Written problem. Write out every single entry exactly.

(Dataset excerpt)
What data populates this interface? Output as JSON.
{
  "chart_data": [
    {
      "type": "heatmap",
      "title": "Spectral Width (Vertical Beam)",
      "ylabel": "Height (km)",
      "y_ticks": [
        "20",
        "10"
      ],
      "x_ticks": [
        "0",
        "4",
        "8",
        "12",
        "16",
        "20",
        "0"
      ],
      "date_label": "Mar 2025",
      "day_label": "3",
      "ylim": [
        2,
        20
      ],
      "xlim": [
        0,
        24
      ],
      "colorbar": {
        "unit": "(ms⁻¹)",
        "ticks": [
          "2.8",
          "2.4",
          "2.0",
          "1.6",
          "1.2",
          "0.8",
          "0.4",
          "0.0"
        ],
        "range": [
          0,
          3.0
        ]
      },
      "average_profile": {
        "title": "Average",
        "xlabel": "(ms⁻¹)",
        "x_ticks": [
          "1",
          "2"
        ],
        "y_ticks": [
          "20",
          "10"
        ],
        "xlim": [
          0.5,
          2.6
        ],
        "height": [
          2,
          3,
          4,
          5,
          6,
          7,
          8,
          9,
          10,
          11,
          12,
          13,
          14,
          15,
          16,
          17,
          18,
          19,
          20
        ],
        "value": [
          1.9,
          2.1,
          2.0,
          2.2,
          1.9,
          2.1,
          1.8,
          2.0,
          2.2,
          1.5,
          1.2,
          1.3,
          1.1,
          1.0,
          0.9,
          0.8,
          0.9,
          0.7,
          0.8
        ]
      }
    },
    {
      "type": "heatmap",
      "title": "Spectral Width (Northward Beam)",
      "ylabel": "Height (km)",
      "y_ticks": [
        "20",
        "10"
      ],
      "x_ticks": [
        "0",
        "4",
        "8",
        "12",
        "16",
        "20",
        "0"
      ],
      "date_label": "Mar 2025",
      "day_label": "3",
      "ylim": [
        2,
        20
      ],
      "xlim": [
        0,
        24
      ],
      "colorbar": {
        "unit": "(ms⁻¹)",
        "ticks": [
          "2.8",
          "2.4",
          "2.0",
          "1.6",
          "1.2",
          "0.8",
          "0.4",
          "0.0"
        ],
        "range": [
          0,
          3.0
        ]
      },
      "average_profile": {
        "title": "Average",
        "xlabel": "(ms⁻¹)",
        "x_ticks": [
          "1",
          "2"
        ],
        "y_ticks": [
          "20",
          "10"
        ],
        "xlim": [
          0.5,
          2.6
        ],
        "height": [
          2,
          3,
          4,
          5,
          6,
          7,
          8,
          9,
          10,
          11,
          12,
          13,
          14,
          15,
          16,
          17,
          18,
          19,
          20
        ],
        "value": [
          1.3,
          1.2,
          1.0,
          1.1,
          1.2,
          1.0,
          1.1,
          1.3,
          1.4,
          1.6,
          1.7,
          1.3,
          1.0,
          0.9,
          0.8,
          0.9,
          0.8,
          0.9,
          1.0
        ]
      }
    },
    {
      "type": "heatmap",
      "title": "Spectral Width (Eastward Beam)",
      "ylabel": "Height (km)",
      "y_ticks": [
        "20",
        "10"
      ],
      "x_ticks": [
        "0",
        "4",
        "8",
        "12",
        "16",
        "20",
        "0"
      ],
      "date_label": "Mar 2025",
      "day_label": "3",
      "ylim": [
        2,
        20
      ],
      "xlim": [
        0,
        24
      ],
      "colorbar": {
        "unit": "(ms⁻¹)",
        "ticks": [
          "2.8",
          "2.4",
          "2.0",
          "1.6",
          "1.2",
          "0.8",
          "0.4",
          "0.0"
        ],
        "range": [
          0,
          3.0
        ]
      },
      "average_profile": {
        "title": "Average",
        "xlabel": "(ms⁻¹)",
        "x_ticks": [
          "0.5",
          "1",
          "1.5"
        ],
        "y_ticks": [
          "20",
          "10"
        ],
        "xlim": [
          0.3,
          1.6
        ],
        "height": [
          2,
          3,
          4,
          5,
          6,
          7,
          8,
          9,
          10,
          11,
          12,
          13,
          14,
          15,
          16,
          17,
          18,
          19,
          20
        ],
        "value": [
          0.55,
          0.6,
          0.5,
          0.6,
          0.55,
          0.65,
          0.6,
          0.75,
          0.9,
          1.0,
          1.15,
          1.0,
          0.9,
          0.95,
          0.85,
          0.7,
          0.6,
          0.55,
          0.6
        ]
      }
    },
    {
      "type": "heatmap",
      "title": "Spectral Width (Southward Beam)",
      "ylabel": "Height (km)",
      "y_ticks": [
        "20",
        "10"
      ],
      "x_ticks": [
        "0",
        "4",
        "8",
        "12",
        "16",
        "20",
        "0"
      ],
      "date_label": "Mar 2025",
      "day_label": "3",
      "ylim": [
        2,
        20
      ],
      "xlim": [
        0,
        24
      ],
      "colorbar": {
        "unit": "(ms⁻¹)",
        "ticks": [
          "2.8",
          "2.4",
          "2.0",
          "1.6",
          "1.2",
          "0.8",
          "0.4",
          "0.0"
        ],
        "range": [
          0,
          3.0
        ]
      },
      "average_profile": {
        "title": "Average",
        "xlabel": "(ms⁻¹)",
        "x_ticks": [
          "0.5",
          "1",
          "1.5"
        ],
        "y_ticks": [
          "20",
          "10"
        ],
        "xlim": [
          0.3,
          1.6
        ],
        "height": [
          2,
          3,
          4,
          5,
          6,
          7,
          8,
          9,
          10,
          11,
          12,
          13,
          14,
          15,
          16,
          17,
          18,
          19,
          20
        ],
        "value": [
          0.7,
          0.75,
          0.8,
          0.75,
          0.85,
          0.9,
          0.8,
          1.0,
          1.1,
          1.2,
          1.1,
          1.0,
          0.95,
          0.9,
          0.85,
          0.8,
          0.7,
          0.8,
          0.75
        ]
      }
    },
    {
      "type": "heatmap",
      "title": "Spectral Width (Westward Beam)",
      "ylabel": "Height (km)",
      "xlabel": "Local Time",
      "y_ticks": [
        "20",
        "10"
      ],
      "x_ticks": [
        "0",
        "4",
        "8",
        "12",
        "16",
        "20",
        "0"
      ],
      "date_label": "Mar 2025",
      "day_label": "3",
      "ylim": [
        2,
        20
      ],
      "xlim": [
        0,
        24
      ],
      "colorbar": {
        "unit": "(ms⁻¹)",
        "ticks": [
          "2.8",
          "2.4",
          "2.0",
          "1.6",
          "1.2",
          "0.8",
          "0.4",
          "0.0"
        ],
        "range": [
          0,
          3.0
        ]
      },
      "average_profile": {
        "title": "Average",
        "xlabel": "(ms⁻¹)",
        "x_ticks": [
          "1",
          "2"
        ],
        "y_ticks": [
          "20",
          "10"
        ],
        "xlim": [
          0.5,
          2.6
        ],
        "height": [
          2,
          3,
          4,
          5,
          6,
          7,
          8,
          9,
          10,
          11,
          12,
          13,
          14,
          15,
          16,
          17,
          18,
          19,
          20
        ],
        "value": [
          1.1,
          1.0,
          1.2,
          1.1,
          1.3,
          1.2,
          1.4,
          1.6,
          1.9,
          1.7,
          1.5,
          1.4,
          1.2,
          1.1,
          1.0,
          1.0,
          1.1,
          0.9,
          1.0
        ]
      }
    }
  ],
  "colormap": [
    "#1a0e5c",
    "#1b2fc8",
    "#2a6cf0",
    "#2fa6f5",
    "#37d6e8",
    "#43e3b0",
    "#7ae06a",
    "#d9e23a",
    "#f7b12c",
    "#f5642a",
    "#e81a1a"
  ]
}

Task result.
What data populates this interface? Output as JSON.
{
  "chart_data": [
    {
      "type": "heatmap",
      "title": "Spectral Width (Vertical Beam)",
      "ylabel": "Height (km)",
      "y_ticks": [
        "20",
        "10"
      ],
      "x_ticks": [
        "0",
        "4",
        "8",
        "12",
        "16",
        "20",
        "0"
      ],
      "date_label": "Mar 2025",
      "day_label": "3",
      "ylim": [
        2,
        20
      ],
      "xlim": [
        0,
        24
      ],
      "colorbar": {
        "unit": "(ms⁻¹)",
        "ticks": [
          "2.8",
          "2.4",
          "2.0",
          "1.6",
          "1.2",
          "0.8",
          "0.4",
          "0.0"
        ],
        "range": [
          0,
          3.0
        ]
      },
      "average_profile": {
        "title": "Average",
        "xlabel": "(ms⁻¹)",
        "x_ticks": [
          "1",
          "2"
        ],
        "y_ticks": [
          "20",
          "10"
        ],
        "xlim": [
          0.5,
          2.6
        ],
        "height": [
          2,
          3,
          4,
          5,
          6,
          7,
          8,
          9,
          10,
          11,
          12,
          13,
          14,
          15,
          16,
          17,
          18,
          19,
          20
        ],
        "value": [
          1.9,
          2.1,
          2.0,
          2.2,
          1.9,
          2.1,
          1.8,
          2.0,
          2.2,
          1.5,
          1.2,
          1.3,
          1.1,
          1.0,
          0.9,
          0.8,
          0.9,
          0.7,
          0.8
        ]
      }
    },
    {
      "type": "heatmap",
      "title": "Spectral Width (Northward Beam)",
      "ylabel": "Height (km)",
      "y_ticks": [
        "20",
        "10"
      ],
      "x_ticks": [
        "0",
        "4",
        "8",
        "12",
        "16",
        "20",
        "0"
      ],
      "date_label": "Mar 2025",
      "day_label": "3",
      "ylim": [
        2,
        20
      ],
      "xlim": [
        0,
        24
      ],
      "colorbar": {
        "unit": "(ms⁻¹)",
        "ticks": [
          "2.8",
          "2.4",
          "2.0",
          "1.6",
          "1.2",
          "0.8",
          "0.4",
          "0.0"
        ],
        "range": [
          0,
          3.0
        ]
      },
      "average_profile": {
        "title": "Average",
        "xlabel": "(ms⁻¹)",
        "x_ticks": [
          "1",
          "2"
        ],
        "y_ticks": [
          "20",
          "10"
        ],
        "xlim": [
          0.5,
          2.6
        ],
        "height": [
          2,
          3,
          4,
          5,
          6,
          7,
          8,
          9,
          10,
          11,
          12,
          13,
          14,
          15,
          16,
          17,
          18,
          19,
          20
        ],
        "value": [
          1.3,
          1.2,
          1.0,
          1.1,
          1.2,
          1.0,
          1.1,
          1.3,
          1.4,
          1.6,
          1.7,
          1.3,
          1.0,
          0.9,
          0.8,
          0.9,
          0.8,
          0.9,
          1.0
        ]
      }
    },
    {
      "type": "heatmap",
      "title": "Spectral Width (Eastward Beam)",
      "ylabel": "Height (km)",
      "y_ticks": [
        "20",
        "10"
      ],
      "x_ticks": [
        "0",
        "4",
        "8",
        "12",
        "16",
        "20",
        "0"
      ],
      "date_label": "Mar 2025",
      "day_label": "3",
      "ylim": [
        2,
        20
      ],
      "xlim": [
        0,
        24
      ],
      "colorbar": {
        "unit": "(ms⁻¹)",
        "ticks": [
          "2.8",
          "2.4",
          "2.0",
          "1.6",
          "1.2",
          "0.8",
          "0.4",
          "0.0"
        ],
        "range": [
          0,
          3.0
        ]
      },
      "average_profile": {
        "title": "Average",
        "xlabel": "(ms⁻¹)",
        "x_ticks": [
          "0.5",
          "1",
          "1.5"
        ],
        "y_ticks": [
          "20",
          "10"
        ],
        "xlim": [
          0.3,
          1.6
        ],
        "height": [
          2,
          3,
          4,
          5,
          6,
          7,
          8,
          9,
          10,
          11,
          12,
          13,
          14,
          15,
          16,
          17,
          18,
          19,
          20
        ],
        "value": [
          0.55,
          0.6,
          0.5,
          0.6,
          0.55,
          0.65,
          0.6,
          0.75,
          0.9,
          1.0,
          1.15,
          1.0,
          0.9,
          0.95,
          0.85,
          0.7,
          0.6,
          0.55,
          0.6
        ]
      }
    },
    {
      "type": "heatmap",
      "title": "Spectral Width (Southward Beam)",
      "ylabel": "Height (km)",
      "y_ticks": [
        "20",
        "10"
      ],
      "x_ticks": [
        "0",
        "4",
        "8",
        "12",
        "16",
        "20",
        "0"
      ],
      "date_label": "Mar 2025",
      "day_label": "3",
      "ylim": [
        2,
        20
      ],
      "xlim": [
        0,
        24
      ],
      "colorbar": {
        "unit": "(ms⁻¹)",
        "ticks": [
          "2.8",
          "2.4",
          "2.0",
          "1.6",
          "1.2",
          "0.8",
          "0.4",
          "0.0"
        ],
        "range": [
          0,
          3.0
        ]
      },
      "average_profile": {
        "title": "Average",
        "xlabel": "(ms⁻¹)",
        "x_ticks": [
          "0.5",
          "1",
          "1.5"
        ],
        "y_ticks": [
          "20",
          "10"
        ],
        "xlim": [
          0.3,
          1.6
        ],
        "height": [
          2,
          3,
          4,
          5,
          6,
          7,
          8,
          9,
          10,
          11,
          12,
          13,
          14,
          15,
          16,
          17,
          18,
          19,
          20
        ],
        "value": [
          0.7,
          0.75,
          0.8,
          0.75,
          0.85,
          0.9,
          0.8,
          1.0,
          1.1,
          1.2,
          1.1,
          1.0,
          0.95,
          0.9,
          0.85,
          0.8,
          0.7,
          0.8,
          0.75
        ]
      }
    },
    {
      "type": "heatmap",
      "title": "Spectral Width (Westward Beam)",
      "ylabel": "Height (km)",
      "xlabel": "Local Time",
      "y_ticks": [
        "20",
        "10"
      ],
      "x_ticks": [
        "0",
        "4",
        "8",
        "12",
        "16",
        "20",
        "0"
      ],
      "date_label": "Mar 2025",
      "day_label": "3",
      "ylim": [
        2,
        20
      ],
      "xlim": [
        0,
        24
      ],
      "colorbar": {
        "unit": "(ms⁻¹)",
        "ticks": [
          "2.8",
          "2.4",
          "2.0",
          "1.6",
          "1.2",
          "0.8",
          "0.4",
          "0.0"
        ],
        "range": [
          0,
          3.0
        ]
      },
      "average_profile": {
        "title": "Average",
        "xlabel": "(ms⁻¹)",
        "x_ticks": [
          "1",
          "2"
        ],
        "y_ticks": [
          "20",
          "10"
        ],
        "xlim": [
          0.5,
          2.6
        ],
        "height": [
          2,
          3,
          4,
          5,
          6,
          7,
          8,
          9,
          10,
          11,
          12,
          13,
          14,
          15,
          16,
          17,
          18,
          19,
          20
        ],
        "value": [
          1.1,
          1.0,
          1.2,
          1.1,
          1.3,
          1.2,
          1.4,
          1.6,
          1.9,
          1.7,
          1.5,
          1.4,
          1.2,
          1.1,
          1.0,
          1.0,
          1.1,
          0.9,
          1.0
        ]
      }
    }
  ],
  "colormap": [
    "#1a0e5c",
    "#1b2fc8",
    "#2a6cf0",
    "#2fa6f5",
    "#37d6e8",
    "#43e3b0",
    "#7ae06a",
    "#d9e23a",
    "#f7b12c",
    "#f5642a",
    "#e81a1a"
  ]
}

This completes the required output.